### Do this
Below are the records; locate each line with the word "tijd" and copy it.

# start of Data lines

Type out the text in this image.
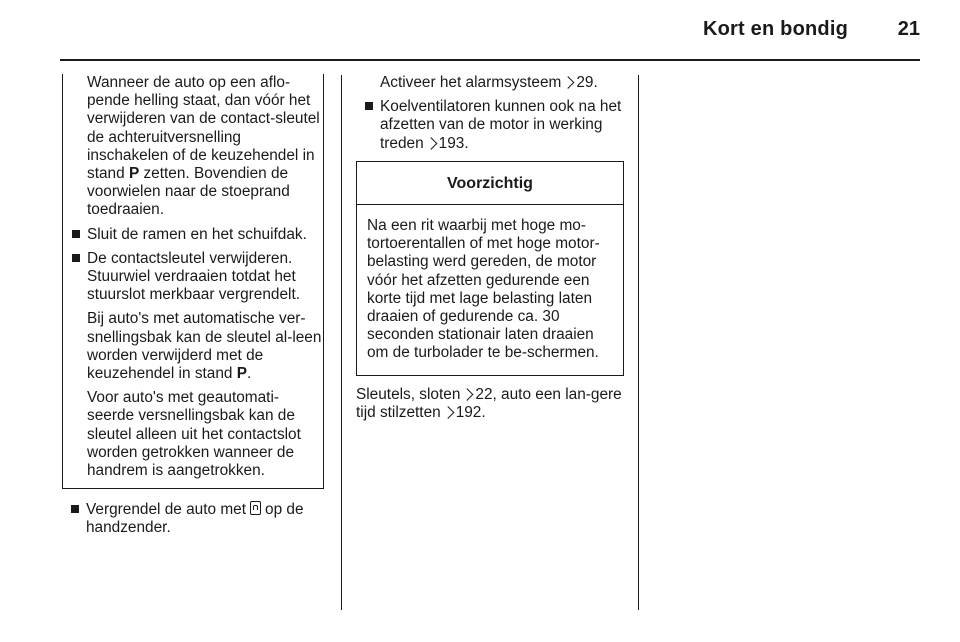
Kort en bondig 21

Wanneer de auto op een aflo-pende helling staat, dan vóór het verwijderen van de contact-sleutel de achteruitversnelling inschakelen of de keuzehendel in stand P zetten. Bovendien de voorwielen naar de stoeprand toedraaien.

Sluit de ramen en het schuifdak.
De contactsleutel verwijderen. Stuurwiel verdraaien totdat het stuurslot merkbaar vergrendelt.

Bij auto's met automatische ver-snellingsbak kan de sleutel al-leen worden verwijderd met de keuzehendel in stand P.

Voor auto's met geautomati-seerde versnellingsbak kan de sleutel alleen uit het contactslot worden getrokken wanneer de handrem is aangetrokken.

Vergrendel de auto met op de handzender.

Activeer het alarmsysteem 29.

Koelventilatoren kunnen ook na het afzetten van de motor in werking treden 193.
Voorzichtig
Na een rit waarbij met hoge mo-tortoerentallen of met hoge motor-belasting werd gereden, de motor vóór het afzetten gedurende een korte tijd met lage belasting laten draaien of gedurende ca. 30 seconden stationair laten draaien om de turbolader te be-schermen.

Sleutels, sloten 22, auto een lan-gere tijd stilzetten 192.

# end of Data lines

### Answer to the problem
Na een rit waarbij met hoge mo-tortoerentallen of met hoge motor-belasting werd gereden, de motor vóór het afzetten gedurende een korte tijd met lage belasting laten draaien of gedurende ca. 30 seconden stationair laten draaien om de turbolader te be-schermen.
Sleutels, sloten 22, auto een lan-gere tijd stilzetten 192.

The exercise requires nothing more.